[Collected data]
-*-*-

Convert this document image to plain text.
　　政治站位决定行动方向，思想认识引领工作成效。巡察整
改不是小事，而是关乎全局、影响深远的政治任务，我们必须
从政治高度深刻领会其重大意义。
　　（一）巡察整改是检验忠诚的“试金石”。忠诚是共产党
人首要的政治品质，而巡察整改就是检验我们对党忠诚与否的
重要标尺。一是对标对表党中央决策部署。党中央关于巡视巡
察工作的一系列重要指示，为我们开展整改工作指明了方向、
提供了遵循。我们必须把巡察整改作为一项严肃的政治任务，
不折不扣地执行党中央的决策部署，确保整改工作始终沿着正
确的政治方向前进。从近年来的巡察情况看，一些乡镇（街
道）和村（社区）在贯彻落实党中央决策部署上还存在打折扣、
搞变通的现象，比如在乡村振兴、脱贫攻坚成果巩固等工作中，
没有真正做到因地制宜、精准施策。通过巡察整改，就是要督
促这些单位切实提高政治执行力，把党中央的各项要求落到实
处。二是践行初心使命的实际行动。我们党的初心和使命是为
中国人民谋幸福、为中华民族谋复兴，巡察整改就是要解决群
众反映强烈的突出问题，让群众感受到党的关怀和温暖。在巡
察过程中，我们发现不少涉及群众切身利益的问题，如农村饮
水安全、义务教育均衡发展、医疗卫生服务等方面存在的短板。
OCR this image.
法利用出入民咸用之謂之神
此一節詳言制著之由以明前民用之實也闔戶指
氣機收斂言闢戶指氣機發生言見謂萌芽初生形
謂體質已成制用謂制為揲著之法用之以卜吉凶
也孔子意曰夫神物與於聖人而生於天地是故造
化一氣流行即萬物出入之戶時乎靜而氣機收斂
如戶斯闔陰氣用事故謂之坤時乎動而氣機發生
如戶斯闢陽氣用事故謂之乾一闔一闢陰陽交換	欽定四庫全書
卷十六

-*-*-

[AIM]: Take the lines above and retype all of them exactly.

[EXERCISE ANSWER]:
Convert this document image to plain text.
　　政治站位决定行动方向，思想认识引领工作成效。巡察整
改不是小事，而是关乎全局、影响深远的政治任务，我们必须
从政治高度深刻领会其重大意义。
　　（一）巡察整改是检验忠诚的“试金石”。忠诚是共产党
人首要的政治品质，而巡察整改就是检验我们对党忠诚与否的
重要标尺。一是对标对表党中央决策部署。党中央关于巡视巡
察工作的一系列重要指示，为我们开展整改工作指明了方向、
提供了遵循。我们必须把巡察整改作为一项严肃的政治任务，
不折不扣地执行党中央的决策部署，确保整改工作始终沿着正
确的政治方向前进。从近年来的巡察情况看，一些乡镇（街
道）和村（社区）在贯彻落实党中央决策部署上还存在打折扣、
搞变通的现象，比如在乡村振兴、脱贫攻坚成果巩固等工作中，
没有真正做到因地制宜、精准施策。通过巡察整改，就是要督
促这些单位切实提高政治执行力，把党中央的各项要求落到实
处。二是践行初心使命的实际行动。我们党的初心和使命是为
中国人民谋幸福、为中华民族谋复兴，巡察整改就是要解决群
众反映强烈的突出问题，让群众感受到党的关怀和温暖。在巡
察过程中，我们发现不少涉及群众切身利益的问题，如农村饮
水安全、义务教育均衡发展、医疗卫生服务等方面存在的短板。
OCR this image.
法利用出入民咸用之謂之神
此一節詳言制著之由以明前民用之實也闔戶指
氣機收斂言闢戶指氣機發生言見謂萌芽初生形
謂體質已成制用謂制為揲著之法用之以卜吉凶
也孔子意曰夫神物與於聖人而生於天地是故造
化一氣流行即萬物出入之戶時乎靜而氣機收斂
如戶斯闔陰氣用事故謂之坤時乎動而氣機發生
如戶斯闢陽氣用事故謂之乾一闔一闢陰陽交換	欽定四庫全書
卷十六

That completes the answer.